- **Excerpts from a figure dataset**
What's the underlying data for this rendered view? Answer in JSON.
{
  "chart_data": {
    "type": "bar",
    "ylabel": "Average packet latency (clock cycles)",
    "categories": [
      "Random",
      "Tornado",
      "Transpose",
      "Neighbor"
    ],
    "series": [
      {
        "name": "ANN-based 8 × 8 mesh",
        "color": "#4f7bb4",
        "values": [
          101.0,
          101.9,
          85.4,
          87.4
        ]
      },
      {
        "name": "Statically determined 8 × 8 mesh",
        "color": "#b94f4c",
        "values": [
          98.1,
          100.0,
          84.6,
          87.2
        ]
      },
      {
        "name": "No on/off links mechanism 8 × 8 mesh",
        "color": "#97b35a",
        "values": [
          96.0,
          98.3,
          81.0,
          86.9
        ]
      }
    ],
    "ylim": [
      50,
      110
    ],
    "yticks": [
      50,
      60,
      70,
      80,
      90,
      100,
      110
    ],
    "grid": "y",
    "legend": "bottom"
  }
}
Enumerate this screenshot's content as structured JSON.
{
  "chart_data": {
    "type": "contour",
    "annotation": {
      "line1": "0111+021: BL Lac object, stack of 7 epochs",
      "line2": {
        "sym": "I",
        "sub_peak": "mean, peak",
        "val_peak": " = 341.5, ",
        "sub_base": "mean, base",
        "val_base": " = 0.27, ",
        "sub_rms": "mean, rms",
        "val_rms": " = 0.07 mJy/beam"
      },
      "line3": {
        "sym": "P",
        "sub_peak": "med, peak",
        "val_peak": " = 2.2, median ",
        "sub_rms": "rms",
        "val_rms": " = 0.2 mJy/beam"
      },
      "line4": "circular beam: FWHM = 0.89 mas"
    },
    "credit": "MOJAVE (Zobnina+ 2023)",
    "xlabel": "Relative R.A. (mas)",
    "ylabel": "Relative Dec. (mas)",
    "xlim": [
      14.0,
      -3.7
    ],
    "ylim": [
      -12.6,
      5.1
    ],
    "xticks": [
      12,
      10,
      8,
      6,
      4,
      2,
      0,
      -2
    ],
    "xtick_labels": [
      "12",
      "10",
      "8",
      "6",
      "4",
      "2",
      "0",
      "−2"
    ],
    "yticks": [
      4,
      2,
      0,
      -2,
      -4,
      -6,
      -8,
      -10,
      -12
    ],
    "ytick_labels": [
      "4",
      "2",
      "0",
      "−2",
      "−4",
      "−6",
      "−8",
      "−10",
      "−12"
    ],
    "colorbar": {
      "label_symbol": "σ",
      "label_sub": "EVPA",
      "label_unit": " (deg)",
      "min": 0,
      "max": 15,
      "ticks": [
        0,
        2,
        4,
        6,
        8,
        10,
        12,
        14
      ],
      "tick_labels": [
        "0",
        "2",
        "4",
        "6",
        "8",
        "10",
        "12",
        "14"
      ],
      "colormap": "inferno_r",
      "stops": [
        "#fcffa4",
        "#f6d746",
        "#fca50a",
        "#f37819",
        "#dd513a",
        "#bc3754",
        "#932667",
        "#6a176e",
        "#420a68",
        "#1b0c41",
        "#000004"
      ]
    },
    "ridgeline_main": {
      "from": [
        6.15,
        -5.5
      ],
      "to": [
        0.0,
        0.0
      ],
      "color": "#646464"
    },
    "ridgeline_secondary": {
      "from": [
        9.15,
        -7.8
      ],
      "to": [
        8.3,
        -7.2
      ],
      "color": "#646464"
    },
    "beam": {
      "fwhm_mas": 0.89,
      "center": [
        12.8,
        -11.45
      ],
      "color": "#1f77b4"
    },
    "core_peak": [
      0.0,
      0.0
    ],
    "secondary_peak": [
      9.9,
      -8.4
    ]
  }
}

- **Goal of the exercise**
Search the data for "beam". Copy every matching line.

- **Problem solution**
        "val_rms": " = 0.07 mJy/beam"
        "val_rms": " = 0.2 mJy/beam"
      "line4": "circular beam: FWHM = 0.89 mas"
    "beam": {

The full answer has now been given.